## Records
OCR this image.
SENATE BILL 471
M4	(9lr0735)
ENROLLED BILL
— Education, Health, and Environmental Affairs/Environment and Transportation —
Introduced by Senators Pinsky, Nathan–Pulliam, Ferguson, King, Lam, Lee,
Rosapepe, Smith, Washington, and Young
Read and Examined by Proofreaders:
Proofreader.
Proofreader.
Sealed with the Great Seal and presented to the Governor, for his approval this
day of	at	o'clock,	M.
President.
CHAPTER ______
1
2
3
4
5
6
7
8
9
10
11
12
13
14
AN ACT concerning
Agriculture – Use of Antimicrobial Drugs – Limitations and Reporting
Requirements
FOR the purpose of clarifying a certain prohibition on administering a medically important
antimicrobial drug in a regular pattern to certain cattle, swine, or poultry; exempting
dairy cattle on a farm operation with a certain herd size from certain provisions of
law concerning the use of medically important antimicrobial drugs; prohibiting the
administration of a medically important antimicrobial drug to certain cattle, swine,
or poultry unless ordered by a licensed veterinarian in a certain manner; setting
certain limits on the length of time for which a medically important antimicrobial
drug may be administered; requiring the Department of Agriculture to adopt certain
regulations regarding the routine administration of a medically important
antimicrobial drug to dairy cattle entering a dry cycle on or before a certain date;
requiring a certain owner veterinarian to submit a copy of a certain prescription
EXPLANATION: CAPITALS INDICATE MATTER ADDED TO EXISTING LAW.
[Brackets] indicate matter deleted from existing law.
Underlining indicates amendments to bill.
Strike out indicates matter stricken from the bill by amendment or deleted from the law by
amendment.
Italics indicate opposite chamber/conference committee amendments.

## Task goal
Pick out every line holding the string "this" and return it.

## Completed exercise
OCR this image.
Sealed with the Great Seal and presented to the Governor, for his approval this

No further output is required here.